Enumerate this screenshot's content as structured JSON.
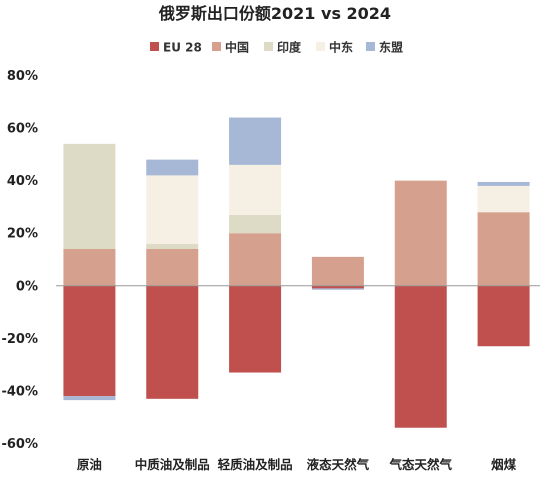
{
  "colors": {
    "EU 28": "#c0504d",
    "中国": "#d6a08e",
    "印度": "#dddac6",
    "中东": "#f6f0e4",
    "东盟": "#a7b7d6"
  },
  "chart_data": {
    "type": "bar",
    "stacked": true,
    "title": "俄罗斯出口份额2021 vs 2024",
    "xlabel": "",
    "ylabel": "",
    "ylim": [
      -60,
      80
    ],
    "yticks": [
      -60,
      -40,
      -20,
      0,
      20,
      40,
      60,
      80
    ],
    "ytick_labels": [
      "-60%",
      "-40%",
      "-20%",
      "0%",
      "20%",
      "40%",
      "60%",
      "80%"
    ],
    "legend_position": "top",
    "grid": false,
    "categories": [
      "原油",
      "中质油及制品",
      "轻质油及制品",
      "液态天然气",
      "气态天然气",
      "烟煤"
    ],
    "series": [
      {
        "name": "EU 28",
        "values": [
          -42,
          -43,
          -33,
          -1,
          -54,
          -23
        ]
      },
      {
        "name": "中国",
        "values": [
          14,
          14,
          20,
          11,
          40,
          28
        ]
      },
      {
        "name": "印度",
        "values": [
          40,
          2,
          7,
          0,
          0,
          0
        ]
      },
      {
        "name": "中东",
        "values": [
          0,
          26,
          19,
          0,
          0,
          10
        ]
      },
      {
        "name": "东盟",
        "values": [
          -1.5,
          6,
          18,
          -0.5,
          0,
          1.5
        ]
      }
    ]
  }
}
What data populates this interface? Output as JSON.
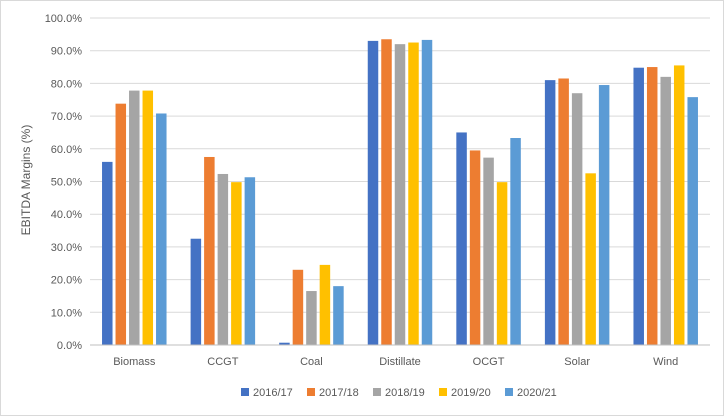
{
  "chart_data": {
    "type": "bar",
    "title": "",
    "xlabel": "",
    "ylabel": "EBITDA Margins (%)",
    "ylim": [
      0,
      100
    ],
    "yticks": [
      "0.0%",
      "10.0%",
      "20.0%",
      "30.0%",
      "40.0%",
      "50.0%",
      "60.0%",
      "70.0%",
      "80.0%",
      "90.0%",
      "100.0%"
    ],
    "grid": true,
    "legend_position": "bottom",
    "categories": [
      "Biomass",
      "CCGT",
      "Coal",
      "Distillate",
      "OCGT",
      "Solar",
      "Wind"
    ],
    "series": [
      {
        "name": "2016/17",
        "color": "#4472C4",
        "values": [
          56.0,
          32.5,
          0.7,
          93.0,
          65.0,
          81.0,
          84.8
        ]
      },
      {
        "name": "2017/18",
        "color": "#ED7D31",
        "values": [
          73.8,
          57.5,
          23.0,
          93.5,
          59.5,
          81.5,
          85.0
        ]
      },
      {
        "name": "2018/19",
        "color": "#A5A5A5",
        "values": [
          77.8,
          52.3,
          16.5,
          92.0,
          57.3,
          77.0,
          82.0
        ]
      },
      {
        "name": "2019/20",
        "color": "#FFC000",
        "values": [
          77.8,
          49.8,
          24.5,
          92.5,
          49.8,
          52.5,
          85.5
        ]
      },
      {
        "name": "2020/21",
        "color": "#5B9BD5",
        "values": [
          70.8,
          51.3,
          18.0,
          93.3,
          63.3,
          79.5,
          75.8
        ]
      }
    ]
  }
}
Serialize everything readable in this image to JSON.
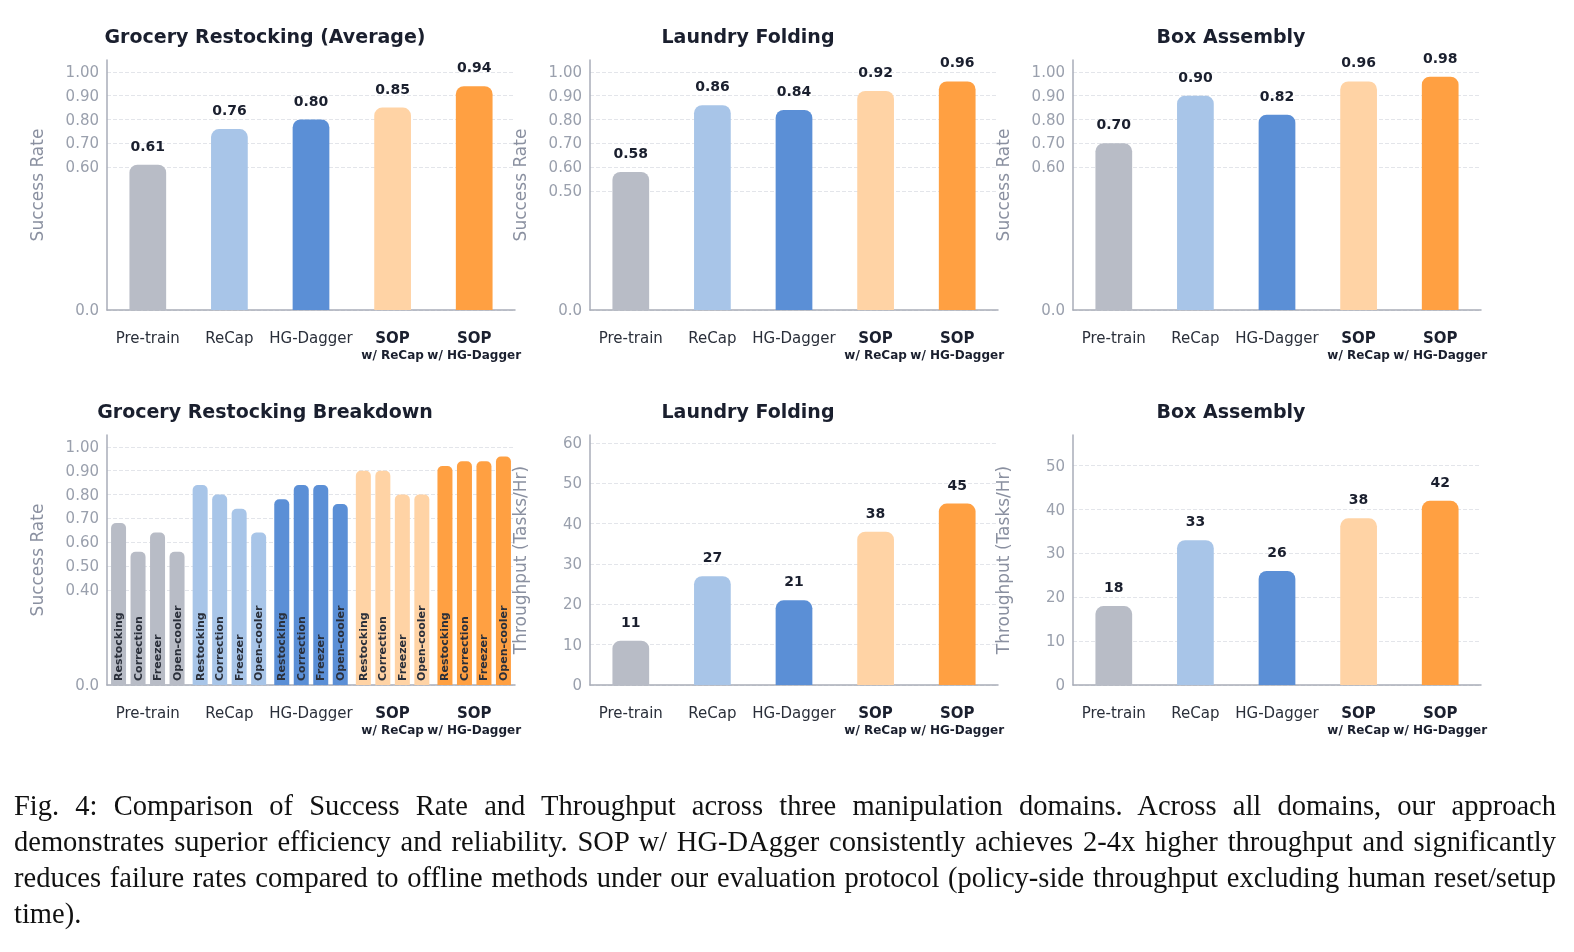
{
  "chart_data": [
    {
      "type": "bar",
      "title": "Grocery Restocking (Average)",
      "ylabel": "Success Rate",
      "categories": [
        "Pre-train",
        "ReCap",
        "HG-Dagger",
        "SOP\nw/ ReCap",
        "SOP\nw/ HG-Dagger"
      ],
      "values": [
        0.61,
        0.76,
        0.8,
        0.85,
        0.94
      ],
      "value_labels": [
        "0.61",
        "0.76",
        "0.80",
        "0.85",
        "0.94"
      ],
      "colors": [
        "#b8bcc6",
        "#a8c5e8",
        "#5b8fd6",
        "#ffd3a5",
        "#ffa042"
      ],
      "ylim": [
        0,
        1.05
      ],
      "yticks": [
        {
          "value": 0,
          "label": "0.0"
        },
        {
          "value": 0.6,
          "label": "0.60"
        },
        {
          "value": 0.7,
          "label": "0.70"
        },
        {
          "value": 0.8,
          "label": "0.80"
        },
        {
          "value": 0.9,
          "label": "0.90"
        },
        {
          "value": 1.0,
          "label": "1.00"
        }
      ],
      "grid": "y"
    },
    {
      "type": "bar",
      "title": "Laundry Folding",
      "ylabel": "Success Rate",
      "categories": [
        "Pre-train",
        "ReCap",
        "HG-Dagger",
        "SOP\nw/ ReCap",
        "SOP\nw/ HG-Dagger"
      ],
      "values": [
        0.58,
        0.86,
        0.84,
        0.92,
        0.96
      ],
      "value_labels": [
        "0.58",
        "0.86",
        "0.84",
        "0.92",
        "0.96"
      ],
      "colors": [
        "#b8bcc6",
        "#a8c5e8",
        "#5b8fd6",
        "#ffd3a5",
        "#ffa042"
      ],
      "ylim": [
        0,
        1.05
      ],
      "yticks": [
        {
          "value": 0,
          "label": "0.0"
        },
        {
          "value": 0.5,
          "label": "0.50"
        },
        {
          "value": 0.6,
          "label": "0.60"
        },
        {
          "value": 0.7,
          "label": "0.70"
        },
        {
          "value": 0.8,
          "label": "0.80"
        },
        {
          "value": 0.9,
          "label": "0.90"
        },
        {
          "value": 1.0,
          "label": "1.00"
        }
      ],
      "grid": "y"
    },
    {
      "type": "bar",
      "title": "Box Assembly",
      "ylabel": "Success Rate",
      "categories": [
        "Pre-train",
        "ReCap",
        "HG-Dagger",
        "SOP\nw/ ReCap",
        "SOP\nw/ HG-Dagger"
      ],
      "values": [
        0.7,
        0.9,
        0.82,
        0.96,
        0.98
      ],
      "value_labels": [
        "0.70",
        "0.90",
        "0.82",
        "0.96",
        "0.98"
      ],
      "colors": [
        "#b8bcc6",
        "#a8c5e8",
        "#5b8fd6",
        "#ffd3a5",
        "#ffa042"
      ],
      "ylim": [
        0,
        1.05
      ],
      "yticks": [
        {
          "value": 0,
          "label": "0.0"
        },
        {
          "value": 0.6,
          "label": "0.60"
        },
        {
          "value": 0.7,
          "label": "0.70"
        },
        {
          "value": 0.8,
          "label": "0.80"
        },
        {
          "value": 0.9,
          "label": "0.90"
        },
        {
          "value": 1.0,
          "label": "1.00"
        }
      ],
      "grid": "y"
    },
    {
      "type": "bar",
      "title": "Grocery Restocking Breakdown",
      "ylabel": "Success Rate",
      "categories": [
        "Pre-train",
        "ReCap",
        "HG-Dagger",
        "SOP\nw/ ReCap",
        "SOP\nw/ HG-Dagger"
      ],
      "series": [
        {
          "name": "Restocking",
          "colors": [
            "#b8bcc6",
            "#a8c5e8",
            "#5b8fd6",
            "#ffd3a5",
            "#ffa042"
          ],
          "values": [
            0.68,
            0.84,
            0.78,
            0.9,
            0.92
          ]
        },
        {
          "name": "Correction",
          "colors": [
            "#b8bcc6",
            "#a8c5e8",
            "#5b8fd6",
            "#ffd3a5",
            "#ffa042"
          ],
          "values": [
            0.56,
            0.8,
            0.84,
            0.9,
            0.94
          ]
        },
        {
          "name": "Freezer",
          "colors": [
            "#b8bcc6",
            "#a8c5e8",
            "#5b8fd6",
            "#ffd3a5",
            "#ffa042"
          ],
          "values": [
            0.64,
            0.74,
            0.84,
            0.8,
            0.94
          ]
        },
        {
          "name": "Open-cooler",
          "colors": [
            "#b8bcc6",
            "#a8c5e8",
            "#5b8fd6",
            "#ffd3a5",
            "#ffa042"
          ],
          "values": [
            0.56,
            0.64,
            0.76,
            0.8,
            0.96
          ]
        }
      ],
      "ylim": [
        0,
        1.05
      ],
      "yticks": [
        {
          "value": 0,
          "label": "0.0"
        },
        {
          "value": 0.4,
          "label": "0.40"
        },
        {
          "value": 0.5,
          "label": "0.50"
        },
        {
          "value": 0.6,
          "label": "0.60"
        },
        {
          "value": 0.7,
          "label": "0.70"
        },
        {
          "value": 0.8,
          "label": "0.80"
        },
        {
          "value": 0.9,
          "label": "0.90"
        },
        {
          "value": 1.0,
          "label": "1.00"
        }
      ],
      "grid": "y"
    },
    {
      "type": "bar",
      "title": "Laundry Folding",
      "ylabel": "Throughput (Tasks/Hr)",
      "categories": [
        "Pre-train",
        "ReCap",
        "HG-Dagger",
        "SOP\nw/ ReCap",
        "SOP\nw/ HG-Dagger"
      ],
      "values": [
        11,
        27,
        21,
        38,
        45
      ],
      "data_labels": true,
      "colors": [
        "#b8bcc6",
        "#a8c5e8",
        "#5b8fd6",
        "#ffd3a5",
        "#ffa042"
      ],
      "ylim": [
        0,
        62
      ],
      "yticks": [
        0,
        10,
        20,
        30,
        40,
        50,
        60
      ],
      "grid": "y"
    },
    {
      "type": "bar",
      "title": "Box Assembly",
      "ylabel": "Throughput (Tasks/Hr)",
      "categories": [
        "Pre-train",
        "ReCap",
        "HG-Dagger",
        "SOP\nw/ ReCap",
        "SOP\nw/ HG-Dagger"
      ],
      "values": [
        18,
        33,
        26,
        38,
        42
      ],
      "data_labels": true,
      "colors": [
        "#b8bcc6",
        "#a8c5e8",
        "#5b8fd6",
        "#ffd3a5",
        "#ffa042"
      ],
      "ylim": [
        0,
        57
      ],
      "yticks": [
        0,
        10,
        20,
        30,
        40,
        50
      ],
      "grid": "y"
    },
    {
      "type": "other",
      "annotations": [
        "Fig. 4: Comparison of Success Rate and Throughput across three manipulation domains. Across all domains, our approach demonstrates superior efficiency and reliability. SOP w/ HG-DAgger consistently achieves 2-4x higher throughput and significantly reduces failure rates compared to offline methods under our evaluation protocol (policy-side throughput excluding human reset/setup time)."
      ]
    }
  ]
}
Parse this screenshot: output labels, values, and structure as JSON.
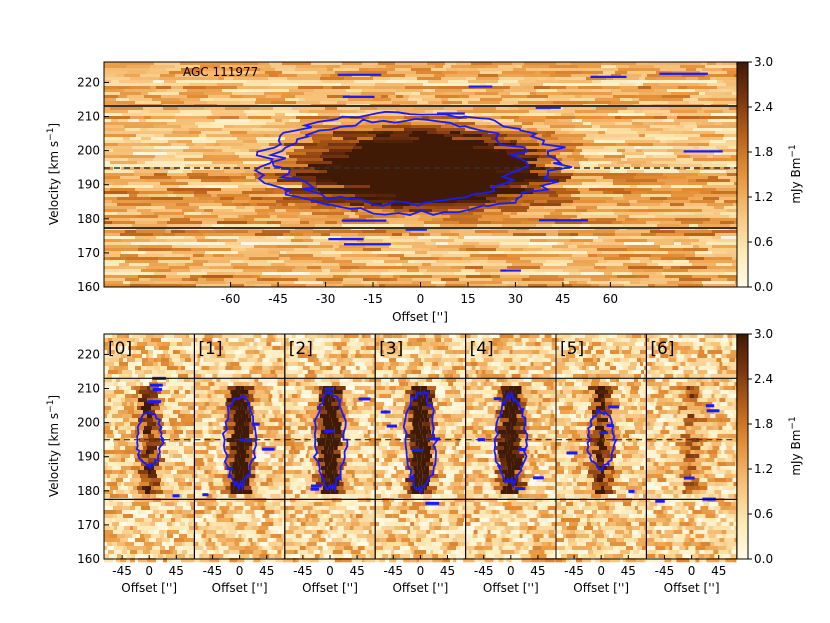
{
  "chart_data": [
    {
      "type": "heatmap",
      "title": "AGC 111977",
      "xlabel": "Offset ['']",
      "ylabel": "Velocity [km s$^{-1}$]",
      "xlim": [
        -100,
        100
      ],
      "ylim": [
        160,
        226
      ],
      "xticks": [
        -60,
        -45,
        -30,
        -15,
        0,
        15,
        30,
        45,
        60
      ],
      "yticks": [
        160,
        170,
        180,
        190,
        200,
        210,
        220
      ],
      "hlines": [
        {
          "y": 213,
          "style": "solid"
        },
        {
          "y": 195,
          "style": "dashed"
        },
        {
          "y": 177.5,
          "style": "solid"
        }
      ],
      "emission_region": {
        "x_range": [
          -50,
          52
        ],
        "v_range": [
          180,
          211
        ],
        "peak": 3.0
      },
      "contour_color": "#1a1aff"
    },
    {
      "type": "heatmap",
      "panel_labels": [
        "[0]",
        "[1]",
        "[2]",
        "[3]",
        "[4]",
        "[5]",
        "[6]"
      ],
      "xlabel": "Offset ['']",
      "ylabel": "Velocity [km s$^{-1}$]",
      "xlim": [
        -75,
        75
      ],
      "ylim": [
        160,
        226
      ],
      "xticks": [
        -45,
        0,
        45
      ],
      "yticks": [
        160,
        170,
        180,
        190,
        200,
        210,
        220
      ],
      "hlines": [
        {
          "y": 213,
          "style": "solid"
        },
        {
          "y": 195,
          "style": "dashed"
        },
        {
          "y": 177.5,
          "style": "solid"
        }
      ],
      "panel_peak_strength": [
        0.55,
        0.95,
        1.0,
        1.0,
        0.9,
        0.6,
        0.3
      ]
    }
  ],
  "colorbar": {
    "label": "mJy Bm$^{-1}$",
    "ticks": [
      "0.0",
      "0.6",
      "1.2",
      "1.8",
      "2.4",
      "3.0"
    ],
    "range": [
      0.0,
      3.0
    ],
    "colormap": [
      "#fffbe8",
      "#fde9b4",
      "#f7c27a",
      "#e6923a",
      "#b8621a",
      "#7a3510",
      "#401a05"
    ]
  }
}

━━━━

__SHORT EXERCISE__: Search the data for "JSON" and list every line in which it occurs.

__PROBLEM SOLUTION__:
Enumerate this screenshot's content as structured JSON.
What data populates this interface? Output as JSON.
Serialize everything readable in this image to JSON.
Parse this screenshot: output labels, values, and structure as JSON.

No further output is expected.